Search the data below for the string "народных". Extract every line that contains it.

[Records excerpted from a collection]
========================

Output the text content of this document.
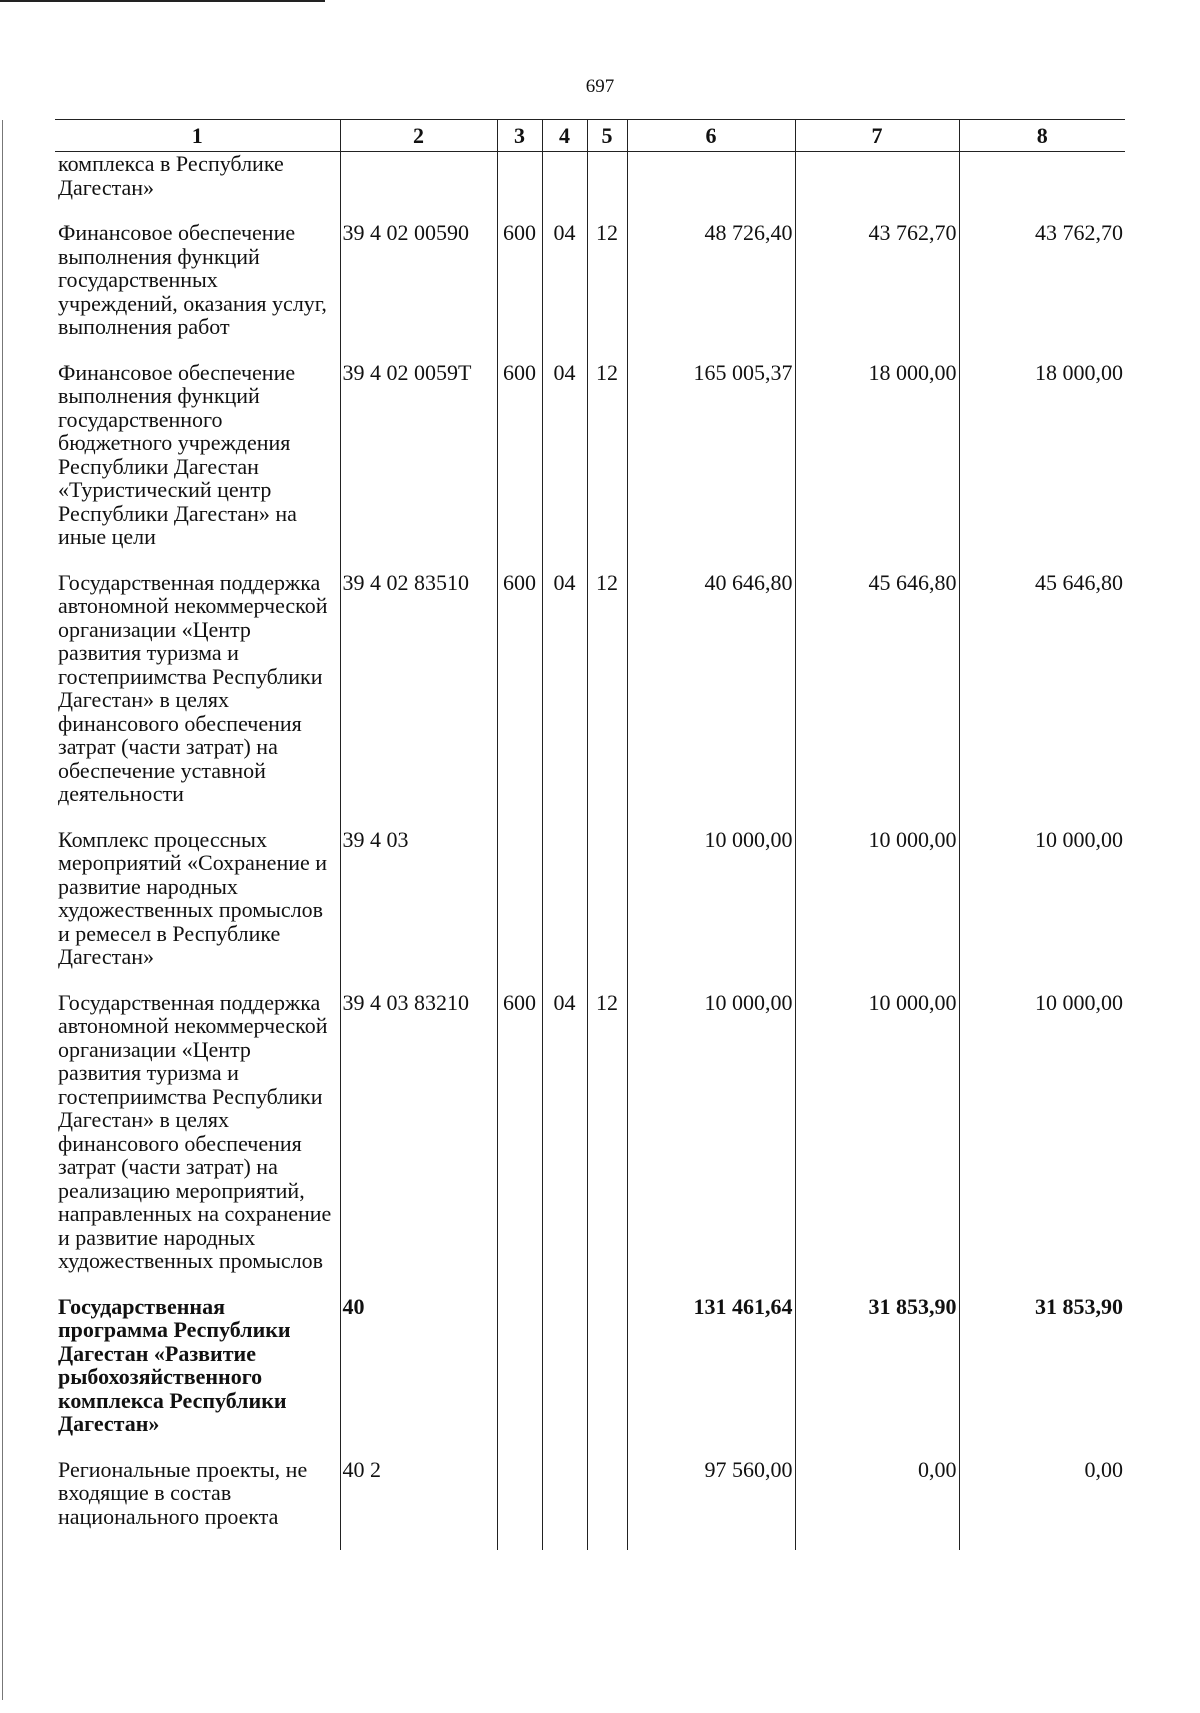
697
1	2	3	4	5	6	7	8
комплекса в Республике Дагестан»							
Финансовое обеспечение выполнения функций государственных учреждений, оказания услуг, выполнения работ	39 4 02 00590	600	04	12	48 726,40	43 762,70	43 762,70
Финансовое обеспечение выполнения функций государственного бюджетного учреждения Республики Дагестан «Туристический центр Республики Дагестан» на иные цели	39 4 02 0059T	600	04	12	165 005,37	18 000,00	18 000,00
Государственная поддержка автономной некоммерческой организации «Центр развития туризма и гостеприимства Республики Дагестан» в целях финансового обеспечения затрат (части затрат) на обеспечение уставной деятельности	39 4 02 83510	600	04	12	40 646,80	45 646,80	45 646,80
Комплекс процессных мероприятий «Сохранение и развитие народных художественных промыслов и ремесел в Республике Дагестан»	39 4 03				10 000,00	10 000,00	10 000,00
Государственная поддержка автономной некоммерческой организации «Центр развития туризма и гостеприимства Республики Дагестан» в целях финансового обеспечения затрат (части затрат) на реализацию мероприятий, направленных на сохранение и развитие народных художественных промыслов	39 4 03 83210	600	04	12	10 000,00	10 000,00	10 000,00
Государственная программа Республики Дагестан «Развитие рыбохозяйственного комплекса Республики Дагестан»	40				131 461,64	31 853,90	31 853,90
Региональные проекты, не входящие в состав национального проекта	40 2				97 560,00	0,00	0,00
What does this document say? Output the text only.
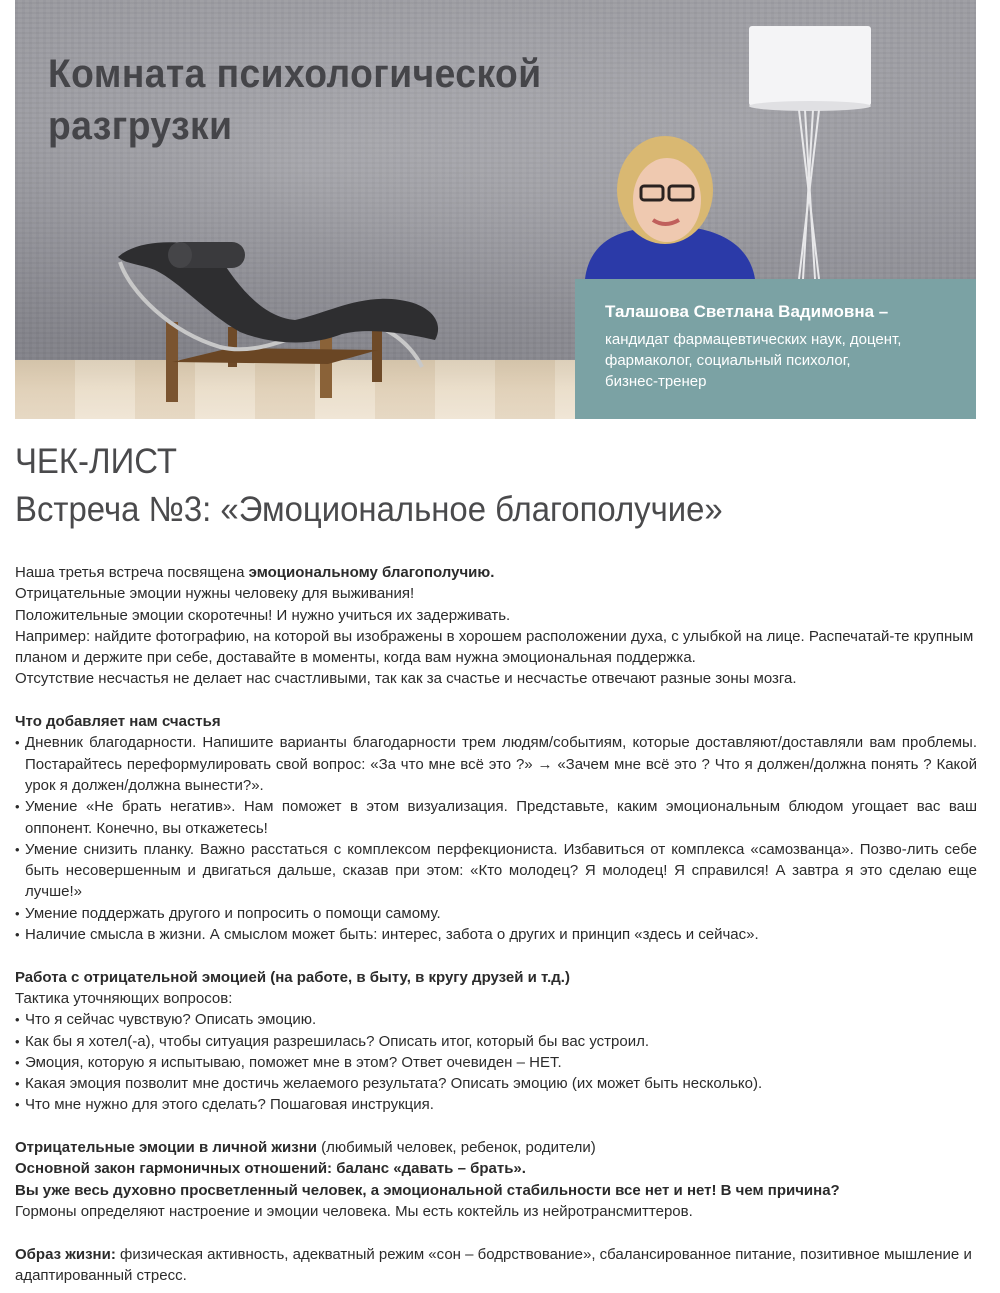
Комната психологической
разгрузки
Талашова Светлана Вадимовна –
кандидат фармацевтических наук, доцент, фармаколог, социальный психолог, бизнес-тренер
ЧЕК-ЛИСТ
Встреча №3: «Эмоциональное благополучие»

Наша третья встреча посвящена эмоциональному благополучию.

Отрицательные эмоции нужны человеку для выживания!

Положительные эмоции скоротечны! И нужно учиться их задерживать.

Например: найдите фотографию, на которой вы изображены в хорошем расположении духа, с улыбкой на лице. Распечатай-те крупным планом и держите при себе, доставайте в моменты, когда вам нужна эмоциональная поддержка.

Отсутствие несчастья не делает нас счастливыми, так как за счастье и несчастье отвечают разные зоны мозга.

Что добавляет нам счастья

• Дневник благодарности. Напишите варианты благодарности трем людям/событиям, которые доставляют/доставляли вам проблемы. Постарайтесь переформулировать свой вопрос: «За что мне всё это ?» → «Зачем мне всё это ? Что я должен/должна понять ? Какой урок я должен/должна вынести?».

• Умение «Не брать негатив». Нам поможет в этом визуализация. Представьте, каким эмоциональным блюдом угощает вас ваш оппонент. Конечно, вы откажетесь!

• Умение снизить планку. Важно расстаться с комплексом перфекциониста. Избавиться от комплекса «самозванца». Позво-лить себе быть несовершенным и двигаться дальше, сказав при этом: «Кто молодец? Я молодец! Я справился! А завтра я это сделаю еще лучше!»

• Умение поддержать другого и попросить о помощи самому.

• Наличие смысла в жизни. А смыслом может быть: интерес, забота о других и принцип «здесь и сейчас».

Работа с отрицательной эмоцией (на работе, в быту, в кругу друзей и т.д.)

Тактика уточняющих вопросов:

• Что я сейчас чувствую? Описать эмоцию.

• Как бы я хотел(-а), чтобы ситуация разрешилась? Описать итог, который бы вас устроил.

• Эмоция, которую я испытываю, поможет мне в этом? Ответ очевиден – НЕТ.

• Какая эмоция позволит мне достичь желаемого результата? Описать эмоцию (их может быть несколько).

• Что мне нужно для этого сделать? Пошаговая инструкция.

Отрицательные эмоции в личной жизни (любимый человек, ребенок, родители)

Основной закон гармоничных отношений: баланс «давать – брать».

Вы уже весь духовно просветленный человек, а эмоциональной стабильности все нет и нет! В чем причина?

Гормоны определяют настроение и эмоции человека. Мы есть коктейль из нейротрансмиттеров.

Образ жизни: физическая активность, адекватный режим «сон – бодрствование», сбалансированное питание, позитивное мышление и адаптированный стресс.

========================

# Result
Комплекс процессных мероприятий «Сохранение и развитие народных художественных промыслов и ремесел в Республике Дагестан»	39 4 03				10 000,00	10 000,00	10 000,00
Государственная поддержка автономной некоммерческой организации «Центр развития туризма и гостеприимства Республики Дагестан» в целях финансового обеспечения затрат (части затрат) на реализацию мероприятий, направленных на сохранение и развитие народных художественных промыслов	39 4 03 83210	600	04	12	10 000,00	10 000,00	10 000,00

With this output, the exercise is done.